(Data records)
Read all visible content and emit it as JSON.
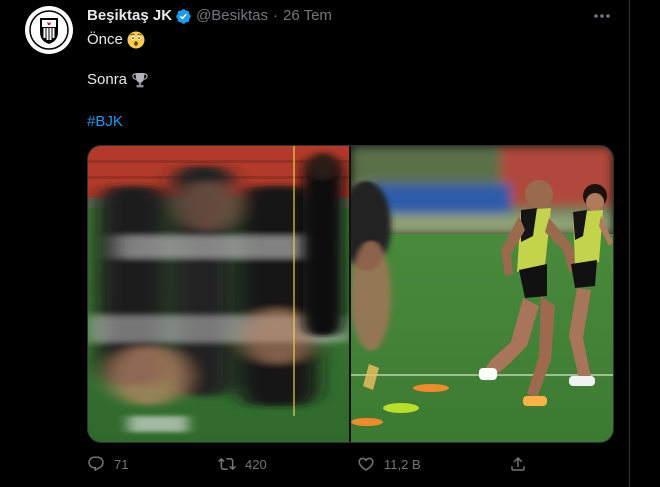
{
  "tweet": {
    "display_name": "Beşiktaş JK",
    "handle": "@Besiktas",
    "separator": "·",
    "date": "26 Tem",
    "line1": "Önce",
    "line2": "Sonra",
    "hashtag": "#BJK"
  },
  "avatar": {
    "logo_text_top": "BJK",
    "logo_text_bottom": "1903"
  },
  "actions": {
    "reply_count": "71",
    "retweet_count": "420",
    "like_count": "11,2 B"
  },
  "colors": {
    "background": "#000000",
    "text": "#e7e9ea",
    "muted": "#71767b",
    "accent": "#1d9bf0",
    "border": "#2f3336"
  },
  "icons": {
    "verified": "verified-badge-icon",
    "more": "more-dots-icon",
    "emoji1": "astonished-face-icon",
    "emoji2": "trophy-icon",
    "reply": "reply-icon",
    "retweet": "retweet-icon",
    "like": "heart-icon",
    "share": "share-icon"
  }
}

● **Written task**
Make an exact copy of every record, pictures excluded.

● **Exercise output**
Read all visible content and emit it as JSON.
{
  "tweet": {
    "display_name": "Beşiktaş JK",
    "handle": "@Besiktas",
    "separator": "·",
    "date": "26 Tem",
    "line1": "Önce",
    "line2": "Sonra",
    "hashtag": "#BJK"
  },
  "avatar": {
    "logo_text_top": "BJK",
    "logo_text_bottom": "1903"
  },
  "actions": {
    "reply_count": "71",
    "retweet_count": "420",
    "like_count": "11,2 B"
  },
  "colors": {
    "background": "#000000",
    "text": "#e7e9ea",
    "muted": "#71767b",
    "accent": "#1d9bf0",
    "border": "#2f3336"
  },
  "icons": {
    "verified": "verified-badge-icon",
    "more": "more-dots-icon",
    "emoji1": "astonished-face-icon",
    "emoji2": "trophy-icon",
    "reply": "reply-icon",
    "retweet": "retweet-icon",
    "like": "heart-icon",
    "share": "share-icon"
  }
}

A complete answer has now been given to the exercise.